=== WHAT TO PRODUCE ===
Reply with one number only: the count of lines below that contain the word "vesnice".

=== LISTED RECORDS ===
* start *

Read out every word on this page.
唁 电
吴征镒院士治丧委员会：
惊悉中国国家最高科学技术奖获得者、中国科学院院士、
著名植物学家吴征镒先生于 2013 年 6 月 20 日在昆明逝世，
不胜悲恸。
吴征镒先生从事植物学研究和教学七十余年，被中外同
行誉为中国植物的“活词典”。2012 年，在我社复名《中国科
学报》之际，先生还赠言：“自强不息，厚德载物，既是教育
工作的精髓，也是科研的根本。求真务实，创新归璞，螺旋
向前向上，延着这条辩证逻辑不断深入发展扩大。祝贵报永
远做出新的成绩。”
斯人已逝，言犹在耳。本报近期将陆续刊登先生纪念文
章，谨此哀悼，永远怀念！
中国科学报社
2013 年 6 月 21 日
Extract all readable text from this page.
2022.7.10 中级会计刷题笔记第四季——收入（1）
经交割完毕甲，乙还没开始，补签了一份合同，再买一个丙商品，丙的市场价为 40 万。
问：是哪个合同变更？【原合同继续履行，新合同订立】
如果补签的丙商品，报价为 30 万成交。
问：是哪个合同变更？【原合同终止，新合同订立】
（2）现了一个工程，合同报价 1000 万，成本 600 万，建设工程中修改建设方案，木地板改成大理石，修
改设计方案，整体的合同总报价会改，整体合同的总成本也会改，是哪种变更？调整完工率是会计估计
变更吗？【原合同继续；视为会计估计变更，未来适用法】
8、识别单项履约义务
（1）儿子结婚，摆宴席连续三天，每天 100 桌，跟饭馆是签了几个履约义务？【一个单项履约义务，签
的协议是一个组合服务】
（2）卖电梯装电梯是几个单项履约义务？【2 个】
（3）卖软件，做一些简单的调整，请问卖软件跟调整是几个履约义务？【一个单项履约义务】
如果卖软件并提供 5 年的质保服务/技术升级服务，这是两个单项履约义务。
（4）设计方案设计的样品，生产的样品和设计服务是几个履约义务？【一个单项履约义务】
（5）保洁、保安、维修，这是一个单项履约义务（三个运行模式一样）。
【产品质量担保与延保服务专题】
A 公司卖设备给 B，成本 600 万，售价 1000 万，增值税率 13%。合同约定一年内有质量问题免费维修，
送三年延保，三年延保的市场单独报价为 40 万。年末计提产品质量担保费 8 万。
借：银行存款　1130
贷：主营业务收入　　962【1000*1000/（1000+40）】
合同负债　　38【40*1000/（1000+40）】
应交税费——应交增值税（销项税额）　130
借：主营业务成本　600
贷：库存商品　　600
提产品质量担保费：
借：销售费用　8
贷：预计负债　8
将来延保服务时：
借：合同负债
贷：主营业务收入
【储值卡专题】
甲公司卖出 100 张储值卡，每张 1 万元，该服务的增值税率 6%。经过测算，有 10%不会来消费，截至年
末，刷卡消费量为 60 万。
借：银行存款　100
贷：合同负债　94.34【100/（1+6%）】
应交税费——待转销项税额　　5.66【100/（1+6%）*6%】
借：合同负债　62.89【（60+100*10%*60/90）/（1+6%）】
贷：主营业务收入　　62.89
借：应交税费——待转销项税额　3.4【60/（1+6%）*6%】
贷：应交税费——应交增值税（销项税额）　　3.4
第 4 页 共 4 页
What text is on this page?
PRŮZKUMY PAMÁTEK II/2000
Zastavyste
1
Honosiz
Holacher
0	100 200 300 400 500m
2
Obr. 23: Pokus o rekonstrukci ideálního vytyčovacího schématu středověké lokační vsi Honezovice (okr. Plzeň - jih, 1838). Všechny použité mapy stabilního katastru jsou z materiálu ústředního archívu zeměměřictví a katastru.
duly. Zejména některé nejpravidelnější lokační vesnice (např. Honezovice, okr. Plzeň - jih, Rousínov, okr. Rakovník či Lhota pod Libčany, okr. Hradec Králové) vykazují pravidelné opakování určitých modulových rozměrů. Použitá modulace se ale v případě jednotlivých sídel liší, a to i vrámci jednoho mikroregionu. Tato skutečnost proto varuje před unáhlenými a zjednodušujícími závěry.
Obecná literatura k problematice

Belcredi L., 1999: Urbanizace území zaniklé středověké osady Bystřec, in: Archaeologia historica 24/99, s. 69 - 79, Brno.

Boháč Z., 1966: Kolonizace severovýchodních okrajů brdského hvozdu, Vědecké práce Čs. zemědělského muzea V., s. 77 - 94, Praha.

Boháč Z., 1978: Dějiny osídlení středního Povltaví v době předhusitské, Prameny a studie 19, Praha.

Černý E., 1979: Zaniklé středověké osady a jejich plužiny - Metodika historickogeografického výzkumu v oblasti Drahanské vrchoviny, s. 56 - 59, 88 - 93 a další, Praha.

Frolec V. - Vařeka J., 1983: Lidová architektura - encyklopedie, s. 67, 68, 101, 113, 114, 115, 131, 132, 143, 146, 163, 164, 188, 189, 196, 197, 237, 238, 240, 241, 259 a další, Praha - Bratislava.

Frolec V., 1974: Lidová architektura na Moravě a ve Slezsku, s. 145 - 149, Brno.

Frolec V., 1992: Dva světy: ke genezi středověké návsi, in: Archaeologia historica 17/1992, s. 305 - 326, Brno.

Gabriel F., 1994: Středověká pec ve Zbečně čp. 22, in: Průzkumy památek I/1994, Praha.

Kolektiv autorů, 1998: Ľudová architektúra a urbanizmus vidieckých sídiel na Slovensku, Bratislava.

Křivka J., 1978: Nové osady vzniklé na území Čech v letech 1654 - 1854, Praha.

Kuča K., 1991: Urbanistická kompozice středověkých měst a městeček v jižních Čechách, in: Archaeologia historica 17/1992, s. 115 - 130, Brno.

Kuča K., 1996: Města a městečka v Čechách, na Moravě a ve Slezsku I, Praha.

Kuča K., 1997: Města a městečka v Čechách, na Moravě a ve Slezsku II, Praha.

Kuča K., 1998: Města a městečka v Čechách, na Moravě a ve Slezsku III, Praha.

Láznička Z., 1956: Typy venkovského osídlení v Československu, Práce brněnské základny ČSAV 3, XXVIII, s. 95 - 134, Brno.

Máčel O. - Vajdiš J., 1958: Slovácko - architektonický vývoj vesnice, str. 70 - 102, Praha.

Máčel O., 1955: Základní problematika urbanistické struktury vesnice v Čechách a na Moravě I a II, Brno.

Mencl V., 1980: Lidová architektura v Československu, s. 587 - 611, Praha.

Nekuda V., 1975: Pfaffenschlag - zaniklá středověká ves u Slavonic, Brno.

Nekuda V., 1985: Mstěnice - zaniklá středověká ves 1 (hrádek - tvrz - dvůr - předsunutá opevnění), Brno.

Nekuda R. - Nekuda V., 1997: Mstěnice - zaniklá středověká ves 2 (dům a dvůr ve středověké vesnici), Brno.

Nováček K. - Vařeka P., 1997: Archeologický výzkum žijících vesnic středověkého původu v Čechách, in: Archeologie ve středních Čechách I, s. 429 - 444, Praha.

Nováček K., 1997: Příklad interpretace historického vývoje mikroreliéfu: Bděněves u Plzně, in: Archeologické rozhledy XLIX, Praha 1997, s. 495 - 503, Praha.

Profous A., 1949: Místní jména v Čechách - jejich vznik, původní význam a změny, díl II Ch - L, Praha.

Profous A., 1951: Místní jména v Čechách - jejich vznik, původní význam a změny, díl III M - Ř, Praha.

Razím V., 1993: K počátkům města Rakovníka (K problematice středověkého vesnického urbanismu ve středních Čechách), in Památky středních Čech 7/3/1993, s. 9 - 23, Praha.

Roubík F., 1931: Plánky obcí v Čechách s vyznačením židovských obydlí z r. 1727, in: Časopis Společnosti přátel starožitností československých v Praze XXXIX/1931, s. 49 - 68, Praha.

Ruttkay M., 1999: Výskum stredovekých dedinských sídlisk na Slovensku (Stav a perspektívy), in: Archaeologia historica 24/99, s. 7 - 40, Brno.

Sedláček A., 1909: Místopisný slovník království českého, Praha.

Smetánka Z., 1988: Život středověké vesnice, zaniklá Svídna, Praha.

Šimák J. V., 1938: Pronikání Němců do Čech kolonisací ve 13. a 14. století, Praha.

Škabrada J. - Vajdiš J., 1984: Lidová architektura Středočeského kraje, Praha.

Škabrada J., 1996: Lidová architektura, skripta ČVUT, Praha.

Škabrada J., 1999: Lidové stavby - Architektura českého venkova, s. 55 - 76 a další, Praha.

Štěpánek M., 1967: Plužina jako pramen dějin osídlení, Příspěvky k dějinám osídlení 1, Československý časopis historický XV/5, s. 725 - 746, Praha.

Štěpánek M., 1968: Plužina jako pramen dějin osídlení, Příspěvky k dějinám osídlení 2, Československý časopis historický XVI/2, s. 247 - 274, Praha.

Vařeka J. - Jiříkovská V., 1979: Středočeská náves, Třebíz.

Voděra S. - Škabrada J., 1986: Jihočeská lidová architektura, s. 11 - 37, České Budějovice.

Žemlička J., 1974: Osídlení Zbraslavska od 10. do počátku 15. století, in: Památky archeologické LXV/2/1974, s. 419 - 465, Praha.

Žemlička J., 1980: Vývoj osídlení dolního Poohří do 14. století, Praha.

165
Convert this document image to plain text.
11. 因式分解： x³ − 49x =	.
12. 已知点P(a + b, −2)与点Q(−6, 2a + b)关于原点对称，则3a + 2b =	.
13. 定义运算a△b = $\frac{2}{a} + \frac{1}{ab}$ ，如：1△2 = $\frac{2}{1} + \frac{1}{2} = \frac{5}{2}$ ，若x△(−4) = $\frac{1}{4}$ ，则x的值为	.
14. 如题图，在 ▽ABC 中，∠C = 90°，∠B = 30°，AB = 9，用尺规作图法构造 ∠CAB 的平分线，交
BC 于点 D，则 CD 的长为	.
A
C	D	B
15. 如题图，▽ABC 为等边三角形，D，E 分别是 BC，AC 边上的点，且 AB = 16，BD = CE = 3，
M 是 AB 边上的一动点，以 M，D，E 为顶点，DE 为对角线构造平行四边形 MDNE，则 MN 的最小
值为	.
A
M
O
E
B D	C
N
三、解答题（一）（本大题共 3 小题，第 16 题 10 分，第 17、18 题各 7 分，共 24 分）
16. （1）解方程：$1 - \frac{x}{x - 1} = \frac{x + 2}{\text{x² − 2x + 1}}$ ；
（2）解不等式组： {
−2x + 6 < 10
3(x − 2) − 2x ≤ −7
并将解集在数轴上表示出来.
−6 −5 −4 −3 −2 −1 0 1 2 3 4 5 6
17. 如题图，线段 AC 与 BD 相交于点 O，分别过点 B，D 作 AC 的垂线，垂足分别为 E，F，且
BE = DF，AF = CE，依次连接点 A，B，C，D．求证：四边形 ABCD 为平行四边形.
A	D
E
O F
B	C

* end *

=== RESPONSE ===
4